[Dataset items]
begin

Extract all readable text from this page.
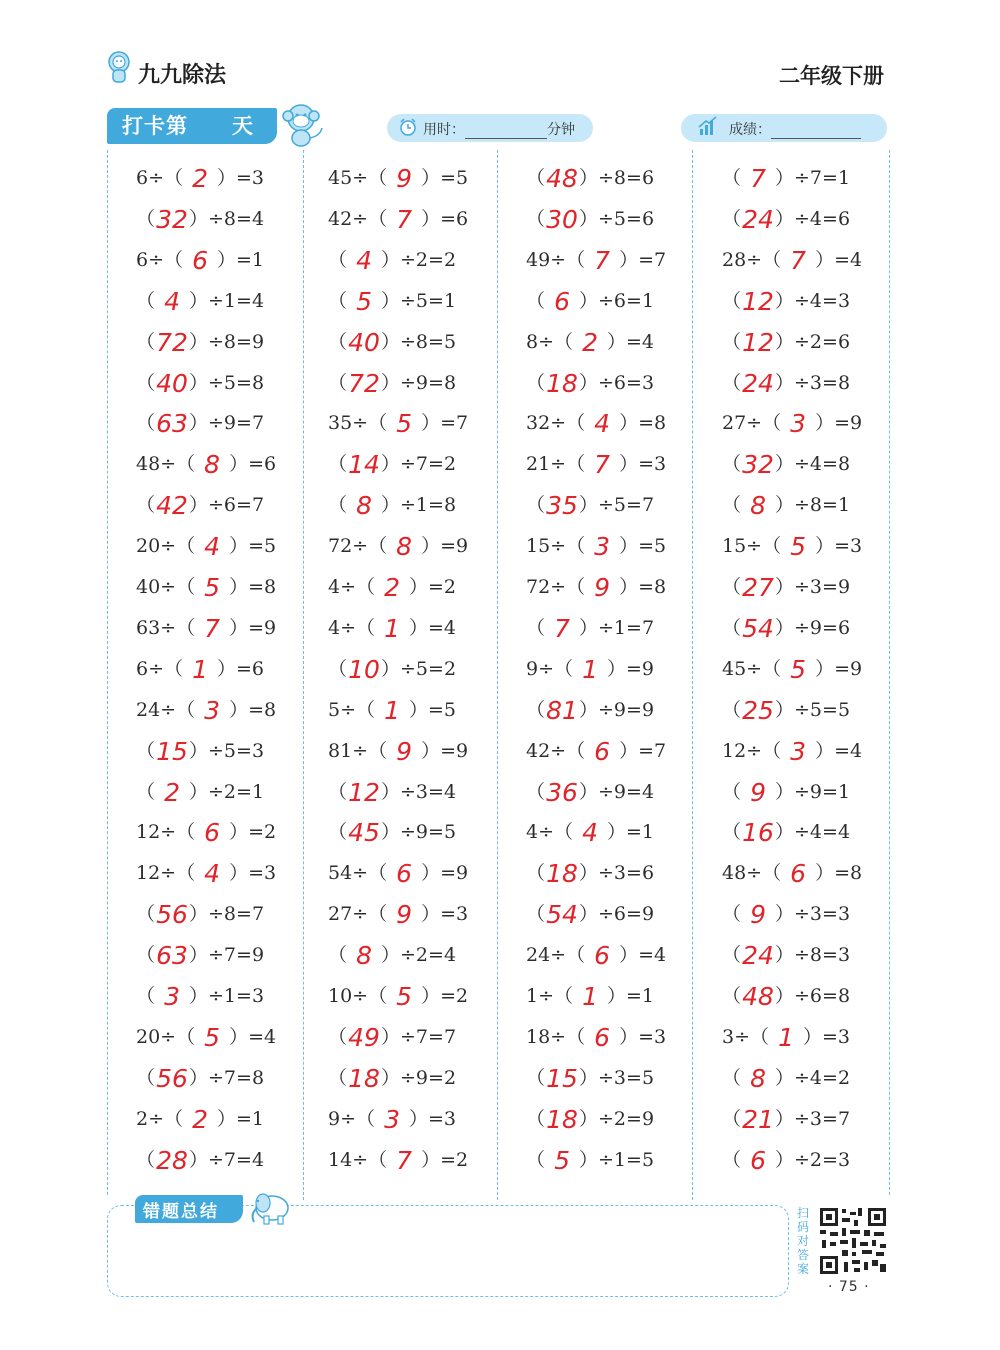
九九除法	二年级下册
打卡第　　天	用时：	分钟	成绩：
6÷（ 2 ）=3
（32）÷8=4
6÷（ 6 ）=1
（ 4 ）÷1=4
（72）÷8=9
（40）÷5=8
（63）÷9=7
48÷（ 8 ）=6
（42）÷6=7
20÷（ 4 ）=5
40÷（ 5 ）=8
63÷（ 7 ）=9
6÷（ 1 ）=6
24÷（ 3 ）=8
（15）÷5=3
（ 2 ）÷2=1
12÷（ 6 ）=2
12÷（ 4 ）=3
（56）÷8=7
（63）÷7=9
（ 3 ）÷1=3
20÷（ 5 ）=4
（56）÷7=8
2÷（ 2 ）=1
（28）÷7=4
45÷（ 9 ）=5
42÷（ 7 ）=6
（ 4 ）÷2=2
（ 5 ）÷5=1
（40）÷8=5
（72）÷9=8
35÷（ 5 ）=7
（14）÷7=2
（ 8 ）÷1=8
72÷（ 8 ）=9
4÷（ 2 ）=2
4÷（ 1 ）=4
（10）÷5=2
5÷（ 1 ）=5
81÷（ 9 ）=9
（12）÷3=4
（45）÷9=5
54÷（ 6 ）=9
27÷（ 9 ）=3
（ 8 ）÷2=4
10÷（ 5 ）=2
（49）÷7=7
（18）÷9=2
9÷（ 3 ）=3
14÷（ 7 ）=2
（48）÷8=6
（30）÷5=6
49÷（ 7 ）=7
（ 6 ）÷6=1
8÷（ 2 ）=4
（18）÷6=3
32÷（ 4 ）=8
21÷（ 7 ）=3
（35）÷5=7
15÷（ 3 ）=5
72÷（ 9 ）=8
（ 7 ）÷1=7
9÷（ 1 ）=9
（81）÷9=9
42÷（ 6 ）=7
（36）÷9=4
4÷（ 4 ）=1
（18）÷3=6
（54）÷6=9
24÷（ 6 ）=4
1÷（ 1 ）=1
18÷（ 6 ）=3
（15）÷3=5
（18）÷2=9
（ 5 ）÷1=5
（ 7 ）÷7=1
（24）÷4=6
28÷（ 7 ）=4
（12）÷4=3
（12）÷2=6
（24）÷3=8
27÷（ 3 ）=9
（32）÷4=8
（ 8 ）÷8=1
15÷（ 5 ）=3
（27）÷3=9
（54）÷9=6
45÷（ 5 ）=9
（25）÷5=5
12÷（ 3 ）=4
（ 9 ）÷9=1
（16）÷4=4
48÷（ 6 ）=8
（ 9 ）÷3=3
（24）÷8=3
（48）÷6=8
3÷（ 1 ）=3
（ 8 ）÷4=2
（21）÷3=7
（ 6 ）÷2=3
错题总结	扫码对答案
· 75 ·
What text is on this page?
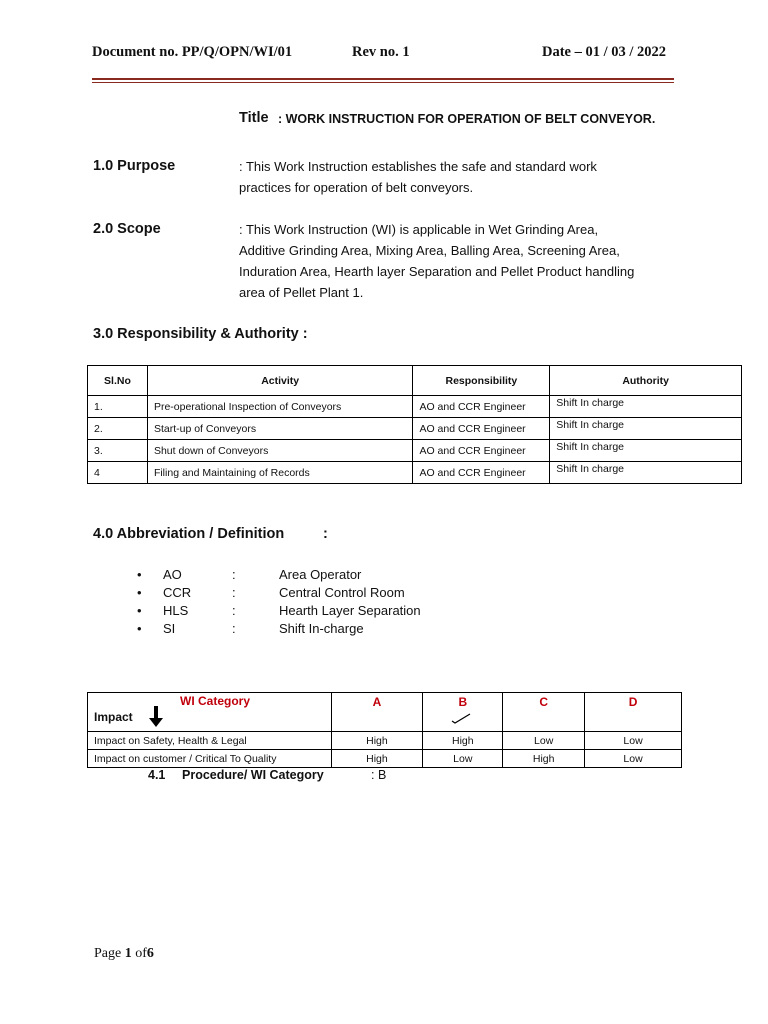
Document no. PP/Q/OPN/WI/01	Rev no. 1	Date – 01 / 03 / 2022
Title : WORK INSTRUCTION FOR OPERATION OF BELT CONVEYOR.
1.0 Purpose	: This Work Instruction establishes the safe and standard work
practices for operation of belt conveyors.
2.0 Scope	: This Work Instruction (WI) is applicable in Wet Grinding Area,
Additive Grinding Area, Mixing Area, Balling Area, Screening Area,
Induration Area, Hearth layer Separation and Pellet Product handling
area of Pellet Plant 1.
3.0 Responsibility & Authority :
Sl.No	Activity	Responsibility	Authority
1.	Pre-operational Inspection of Conveyors	AO and CCR Engineer	Shift In charge
2.	Start-up of Conveyors	AO and CCR Engineer	Shift In charge
3.	Shut down of Conveyors	AO and CCR Engineer	Shift In charge
4	Filing and Maintaining of Records	AO and CCR Engineer	Shift In charge
4.0 Abbreviation / Definition	:
• AO	:	Area Operator
• CCR	:	Central Control Room
• HLS	:	Hearth Layer Separation
• SI	:	Shift In-charge
WI Category
Impact	A	B	C	D
Impact on Safety, Health & Legal	High	High	Low	Low
Impact on customer / Critical To Quality	High	Low	High	Low
4.1 Procedure/ WI Category	: B
Page 1 of6
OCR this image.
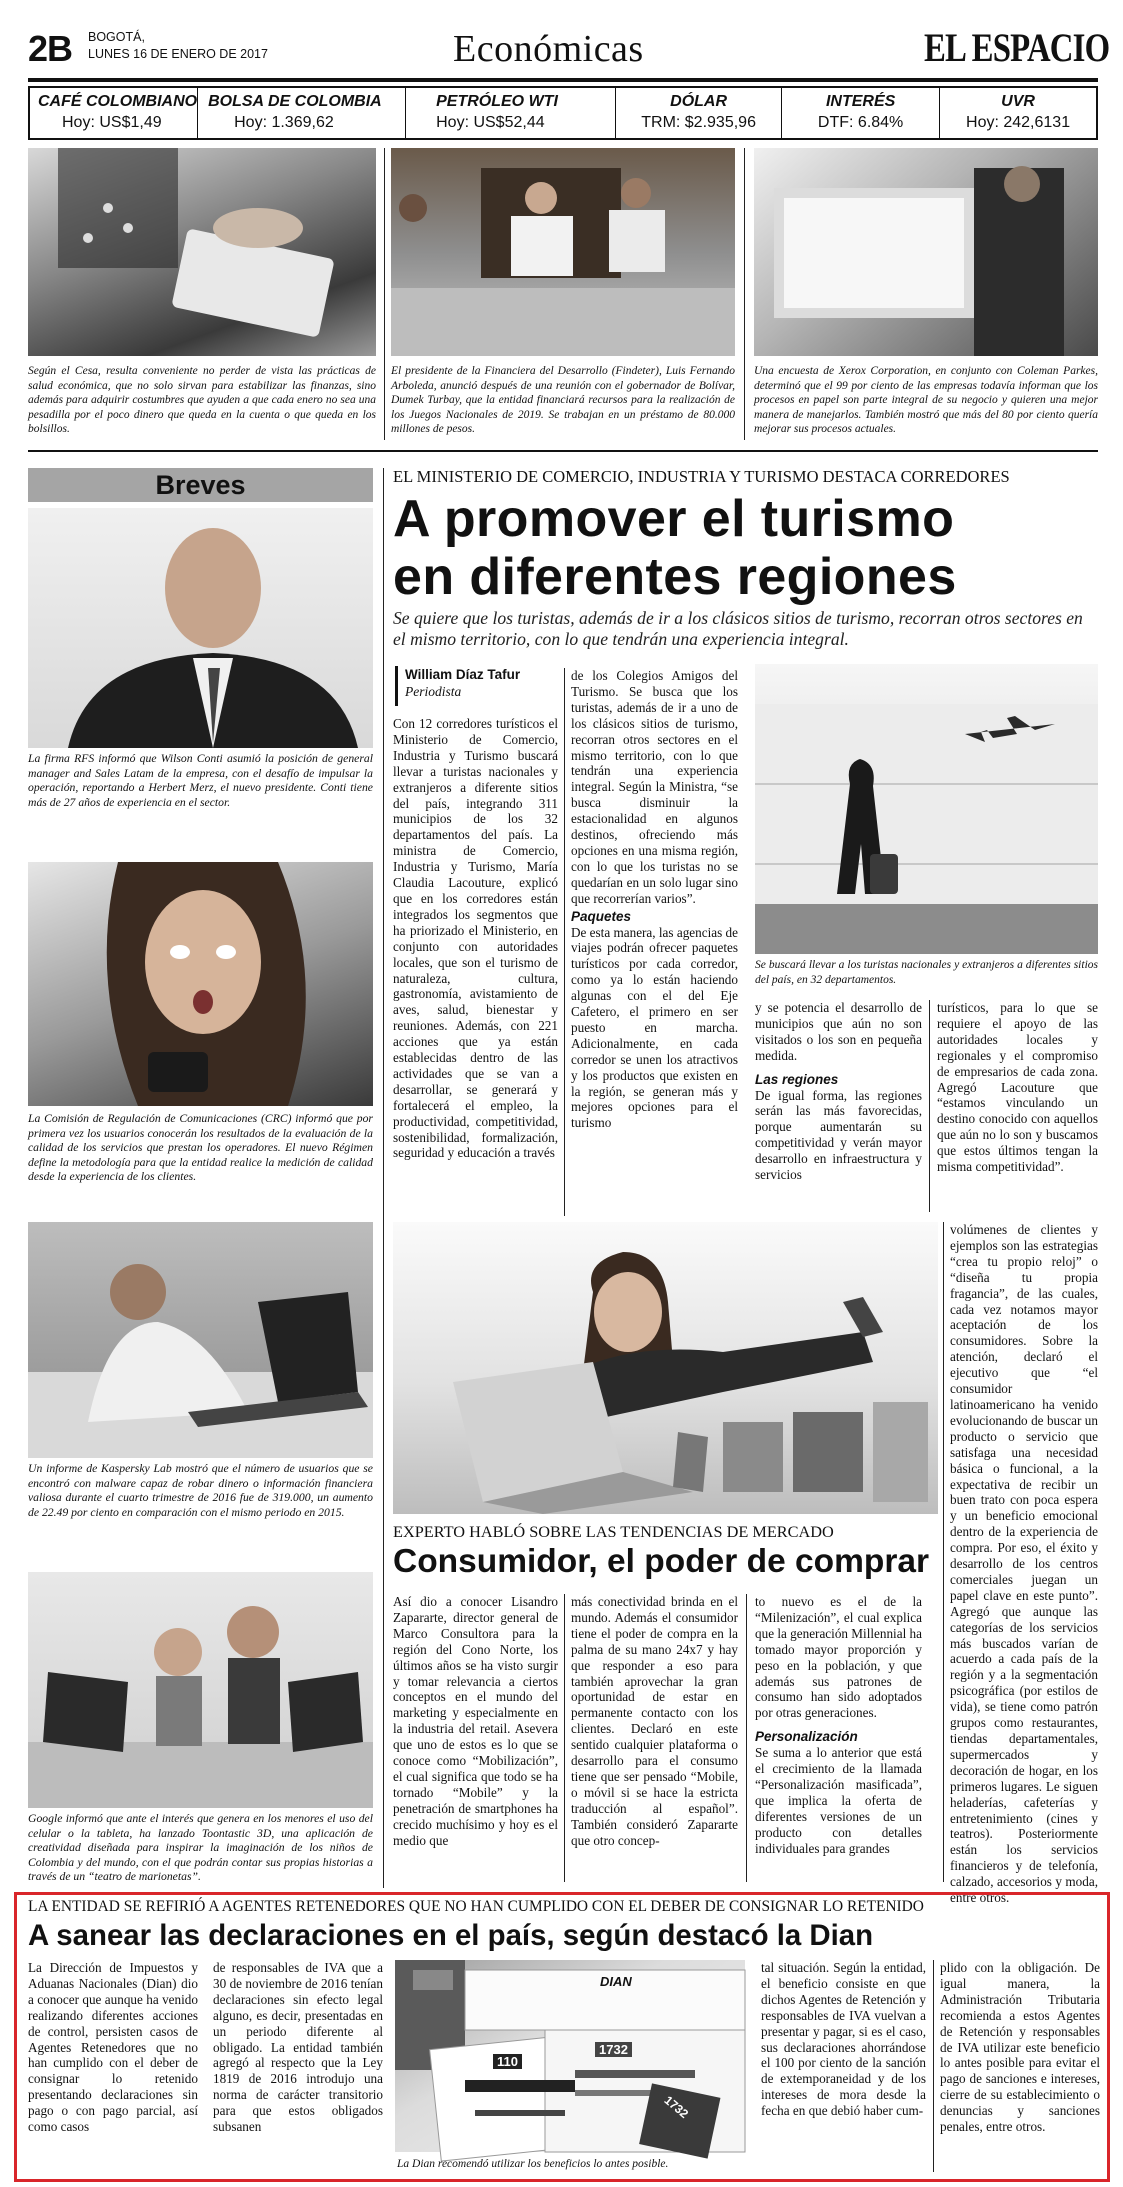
2B BOGOTÁ,
LUNES 16 DE ENERO DE 2017	Económicas	EL ESPACIO
CAFÉ COLOMBIANO
Hoy: US$1,49
BOLSA DE COLOMBIA
Hoy: 1.369,62
PETRÓLEO WTI
Hoy: US$52,44
DÓLAR
TRM: $2.935,96
INTERÉS
DTF: 6.84%
UVR
Hoy: 242,6131
Según el Cesa, resulta conveniente no perder de vista las prácticas de salud económica, que no solo sirvan para estabilizar las finanzas, sino además para adquirir costumbres que ayuden a que cada enero no sea una pesadilla por el poco dinero que queda en la cuenta o que queda en los bolsillos.
El presidente de la Financiera del Desarrollo (Findeter), Luis Fernando Arboleda, anunció después de una reunión con el gobernador de Bolívar, Dumek Turbay, que la entidad financiará recursos para la realización de los Juegos Nacionales de 2019. Se trabajan en un préstamo de 80.000 millones de pesos.
Una encuesta de Xerox Corporation, en conjunto con Coleman Parkes, determinó que el 99 por ciento de las empresas todavía informan que los procesos en papel son parte integral de su negocio y quieren una mejor manera de manejarlos. También mostró que más del 80 por ciento quería mejorar sus procesos actuales.
Breves
La firma RFS informó que Wilson Conti asumió la posición de general manager and Sales Latam de la empresa, con el desafío de impulsar la operación, reportando a Herbert Merz, el nuevo presidente. Conti tiene más de 27 años de experiencia en el sector.
La Comisión de Regulación de Comunicaciones (CRC) informó que por primera vez los usuarios conocerán los resultados de la evaluación de la calidad de los servicios que prestan los operadores. El nuevo Régimen define la metodología para que la entidad realice la medición de calidad desde la experiencia de los clientes.
Un informe de Kaspersky Lab mostró que el número de usuarios que se encontró con malware capaz de robar dinero o información financiera valiosa durante el cuarto trimestre de 2016 fue de 319.000, un aumento de 22.49 por ciento en comparación con el mismo periodo en 2015.
Google informó que ante el interés que genera en los menores el uso del celular o la tableta, ha lanzado Toontastic 3D, una aplicación de creatividad diseñada para inspirar la imaginación de los niños de Colombia y del mundo, con el que podrán contar sus propias historias a través de un “teatro de marionetas”.
EL MINISTERIO DE COMERCIO, INDUSTRIA Y TURISMO DESTACA CORREDORES
A promover el turismo
en diferentes regiones
Se quiere que los turistas, además de ir a los clásicos sitios de turismo, recorran otros sectores en el mismo territorio, con lo que tendrán una experiencia integral.
William Díaz Tafur
Periodista

Con 12 corredores turísticos el Ministerio de Comercio, Industria y Turismo buscará llevar a turistas nacionales y extranjeros a diferente sitios del país, integrando 311 municipios de los 32 departamentos del país. La ministra de Comercio, Industria y Turismo, María Claudia Lacouture, explicó que en los corredores están integrados los segmentos que ha priorizado el Ministerio, en conjunto con autoridades locales, que son el turismo de naturaleza, cultura, gastronomía, avistamiento de aves, salud, bienestar y reuniones. Además, con 221 acciones que ya están establecidas dentro de las actividades que se van a desarrollar, se generará y fortalecerá el empleo, la productividad, competitividad, sostenibilidad, formalización, seguridad y educación a través

de los Colegios Amigos del Turismo. Se busca que los turistas, además de ir a uno de los clásicos sitios de turismo, recorran otros sectores en el mismo territorio, con lo que tendrán una experiencia integral. Según la Ministra, “se busca disminuir la estacionalidad en algunos destinos, ofreciendo más opciones en una misma región, con lo que los turistas no se quedarían en un solo lugar sino que recorrerían varios”.

Paquetes

De esta manera, las agencias de viajes podrán ofrecer paquetes turísticos por cada corredor, como ya lo están haciendo algunas con el del Eje Cafetero, el primero en ser puesto en marcha. Adicionalmente, en cada corredor se unen los atractivos y los productos que existen en la región, se generan más y mejores opciones para el turismo

Se buscará llevar a los turistas nacionales y extranjeros a diferentes sitios del país, en 32 departamentos.

y se potencia el desarrollo de municipios que aún no son visitados o los son en pequeña medida.

Las regiones

De igual forma, las regiones serán las más favorecidas, porque aumentarán su competitividad y verán mayor desarrollo en infraestructura y servicios

turísticos, para lo que se requiere el apoyo de las autoridades locales y regionales y el compromiso de empresarios de cada zona. Agregó Lacouture que “estamos vinculando un destino conocido con aquellos que aún no lo son y buscamos que estos últimos tengan la misma competitividad”.

EXPERTO HABLÓ SOBRE LAS TENDENCIAS DE MERCADO
Consumidor, el poder de comprar

Así dio a conocer Lisandro Zapararte, director general de Marco Consultora para la región del Cono Norte, los últimos años se ha visto surgir y tomar relevancia a ciertos conceptos en el mundo del marketing y especialmente en la industria del retail. Asevera que uno de estos es lo que se conoce como “Mobilización”, el cual significa que todo se ha tornado “Mobile” y la penetración de smartphones ha crecido muchísimo y hoy es el medio que

más conectividad brinda en el mundo. Además el consumidor tiene el poder de compra en la palma de su mano 24x7 y hay que responder a eso para también aprovechar la gran oportunidad de estar en permanente contacto con los clientes. Declaró en este sentido cualquier plataforma o desarrollo para el consumo tiene que ser pensado “Mobile, o móvil si se hace la estricta traducción al español”. También consideró Zapararte que otro concep-

to nuevo es el de la “Milenización”, el cual explica que la generación Millennial ha tomado mayor proporción y peso en la población, y que además sus patrones de consumo han sido adoptados por otras generaciones.

Personalización

Se suma a lo anterior que está el crecimiento de la llamada “Personalización masificada”, que implica la oferta de diferentes versiones de un producto con detalles individuales para grandes

volúmenes de clientes y ejemplos son las estrategias “crea tu propio reloj” o “diseña tu propia fragancia”, de las cuales, cada vez notamos mayor aceptación de los consumidores. Sobre la atención, declaró el ejecutivo que “el consumidor latinoamericano ha venido evolucionando de buscar un producto o servicio que satisfaga una necesidad básica o funcional, a la expectativa de recibir un buen trato con poca espera y un beneficio emocional dentro de la experiencia de compra. Por eso, el éxito y desarrollo de los centros comerciales juegan un papel clave en este punto”. Agregó que aunque las categorías de los servicios más buscados varían de acuerdo a cada país de la región y a la segmentación psicográfica (por estilos de vida), se tiene como patrón grupos como restaurantes, tiendas departamentales, supermercados y decoración de hogar, en los primeros lugares. Le siguen heladerías, cafeterías y entretenimiento (cines y teatros). Posteriormente están los servicios financieros y de telefonía, calzado, accesorios y moda, entre otros.

LA ENTIDAD SE REFIRIÓ A AGENTES RETENEDORES QUE NO HAN CUMPLIDO CON EL DEBER DE CONSIGNAR LO RETENIDO
A sanear las declaraciones en el país, según destacó la Dian

La Dirección de Impuestos y Aduanas Nacionales (Dian) dio a conocer que aunque ha venido realizando diferentes acciones de control, persisten casos de Agentes Retenedores que no han cumplido con el deber de consignar lo retenido presentando declaraciones sin pago o con pago parcial, así como casos

de responsables de IVA que a 30 de noviembre de 2016 tenían declaraciones sin efecto legal alguno, es decir, presentadas en un periodo diferente al obligado. La entidad también agregó al respecto que la Ley 1819 de 2016 introdujo una norma de carácter transitorio para que estos obligados subsanen

DIAN
110
1732
1732
La Dian recomendó utilizar los beneficios lo antes posible.

tal situación. Según la entidad, el beneficio consiste en que dichos Agentes de Retención y responsables de IVA vuelvan a presentar y pagar, si es el caso, sus declaraciones ahorrándose el 100 por ciento de la sanción de extemporaneidad y de los intereses de mora desde la fecha en que debió haber cum-

plido con la obligación. De igual manera, la Administración Tributaria recomienda a estos Agentes de Retención y responsables de IVA utilizar este beneficio lo antes posible para evitar el pago de sanciones e intereses, cierre de su establecimiento o denuncias y sanciones penales, entre otros.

end

■ YOUR INSTRUCTIONS ■
Note how many lines of the material contain the string "mismo". Then report that number by itself.

■ COMPLETED TASK ■
3